*REQUIRED WORK:*
Rewrite everything from the first line down to the line containing "person-body bbox=[172, 148, 181, 161]", swapping "person-head" for "head-icon" and leaving the rest as it is.

(Element boundary lines)
■ ■ ■ ■ ■ ■ ■

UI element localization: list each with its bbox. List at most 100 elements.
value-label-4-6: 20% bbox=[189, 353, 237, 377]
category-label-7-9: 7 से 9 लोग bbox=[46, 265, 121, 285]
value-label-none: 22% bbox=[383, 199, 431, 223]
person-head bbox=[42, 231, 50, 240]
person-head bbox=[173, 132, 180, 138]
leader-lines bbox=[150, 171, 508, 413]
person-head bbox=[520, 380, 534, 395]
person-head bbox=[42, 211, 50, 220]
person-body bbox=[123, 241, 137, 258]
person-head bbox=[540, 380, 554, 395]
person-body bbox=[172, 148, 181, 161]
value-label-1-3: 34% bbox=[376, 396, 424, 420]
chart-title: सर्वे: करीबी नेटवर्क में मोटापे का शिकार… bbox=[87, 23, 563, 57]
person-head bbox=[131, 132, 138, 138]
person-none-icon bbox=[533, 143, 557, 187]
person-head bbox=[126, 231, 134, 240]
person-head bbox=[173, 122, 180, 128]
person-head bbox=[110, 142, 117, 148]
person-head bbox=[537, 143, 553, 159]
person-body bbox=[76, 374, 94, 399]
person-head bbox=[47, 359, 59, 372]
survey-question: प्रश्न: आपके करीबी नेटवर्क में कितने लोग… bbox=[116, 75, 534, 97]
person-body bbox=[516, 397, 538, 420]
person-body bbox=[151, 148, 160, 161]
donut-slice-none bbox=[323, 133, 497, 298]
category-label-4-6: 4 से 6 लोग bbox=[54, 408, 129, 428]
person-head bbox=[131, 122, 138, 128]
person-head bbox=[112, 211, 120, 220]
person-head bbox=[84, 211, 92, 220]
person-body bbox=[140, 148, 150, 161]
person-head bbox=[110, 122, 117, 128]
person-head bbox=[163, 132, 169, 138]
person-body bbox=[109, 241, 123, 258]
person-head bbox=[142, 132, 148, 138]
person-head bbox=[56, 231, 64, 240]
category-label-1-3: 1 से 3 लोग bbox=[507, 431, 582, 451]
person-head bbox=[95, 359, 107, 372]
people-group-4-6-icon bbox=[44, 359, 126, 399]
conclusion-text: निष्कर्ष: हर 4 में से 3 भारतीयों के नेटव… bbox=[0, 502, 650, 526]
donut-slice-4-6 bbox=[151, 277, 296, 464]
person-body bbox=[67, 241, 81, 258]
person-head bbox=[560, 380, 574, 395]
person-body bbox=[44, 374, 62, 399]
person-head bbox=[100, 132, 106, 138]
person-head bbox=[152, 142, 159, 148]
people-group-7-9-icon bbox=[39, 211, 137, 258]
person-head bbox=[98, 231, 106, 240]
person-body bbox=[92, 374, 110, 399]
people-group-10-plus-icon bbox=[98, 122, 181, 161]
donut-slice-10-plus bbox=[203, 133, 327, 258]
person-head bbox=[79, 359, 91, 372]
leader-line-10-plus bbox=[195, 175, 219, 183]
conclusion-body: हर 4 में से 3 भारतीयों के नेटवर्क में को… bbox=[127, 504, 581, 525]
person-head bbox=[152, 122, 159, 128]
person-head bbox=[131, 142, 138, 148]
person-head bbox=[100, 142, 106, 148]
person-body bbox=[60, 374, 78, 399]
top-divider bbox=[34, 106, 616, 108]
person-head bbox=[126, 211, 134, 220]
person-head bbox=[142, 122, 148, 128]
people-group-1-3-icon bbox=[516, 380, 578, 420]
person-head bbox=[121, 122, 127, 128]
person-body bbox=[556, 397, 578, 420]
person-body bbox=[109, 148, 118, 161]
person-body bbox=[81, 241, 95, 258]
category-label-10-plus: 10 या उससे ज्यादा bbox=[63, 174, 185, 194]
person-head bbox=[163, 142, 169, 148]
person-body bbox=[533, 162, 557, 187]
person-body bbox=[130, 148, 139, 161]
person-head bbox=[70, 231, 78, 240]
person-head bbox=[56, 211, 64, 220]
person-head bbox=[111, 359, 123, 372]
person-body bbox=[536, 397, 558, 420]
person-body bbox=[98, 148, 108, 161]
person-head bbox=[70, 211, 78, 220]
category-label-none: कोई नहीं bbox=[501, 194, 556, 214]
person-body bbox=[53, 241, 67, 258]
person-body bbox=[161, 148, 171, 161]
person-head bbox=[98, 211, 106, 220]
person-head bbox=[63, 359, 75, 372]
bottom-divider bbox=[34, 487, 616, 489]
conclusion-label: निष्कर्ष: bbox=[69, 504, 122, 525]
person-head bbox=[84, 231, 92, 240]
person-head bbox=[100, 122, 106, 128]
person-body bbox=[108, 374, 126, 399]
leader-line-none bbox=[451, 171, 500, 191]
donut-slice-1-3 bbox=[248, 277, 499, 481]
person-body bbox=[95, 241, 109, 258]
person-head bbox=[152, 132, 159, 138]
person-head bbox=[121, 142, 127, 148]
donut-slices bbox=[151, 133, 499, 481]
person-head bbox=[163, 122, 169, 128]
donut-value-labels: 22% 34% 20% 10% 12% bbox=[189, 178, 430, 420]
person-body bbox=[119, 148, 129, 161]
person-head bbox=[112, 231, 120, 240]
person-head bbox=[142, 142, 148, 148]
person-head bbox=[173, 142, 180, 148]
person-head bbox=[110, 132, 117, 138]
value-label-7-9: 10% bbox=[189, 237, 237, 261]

■ ■ ■ ■ ■ ■ ■

*EXERCISE RESPONSE:*
UI element localization: list each with its bbox. List at most 100 elements.
value-label-4-6: 20% bbox=[189, 353, 237, 377]
category-label-7-9: 7 से 9 लोग bbox=[46, 265, 121, 285]
value-label-none: 22% bbox=[383, 199, 431, 223]
head-icon bbox=[42, 231, 50, 240]
head-icon bbox=[173, 132, 180, 138]
leader-lines bbox=[150, 171, 508, 413]
head-icon bbox=[520, 380, 534, 395]
head-icon bbox=[42, 211, 50, 220]
person-body bbox=[123, 241, 137, 258]
head-icon bbox=[540, 380, 554, 395]
person-body bbox=[172, 148, 181, 161]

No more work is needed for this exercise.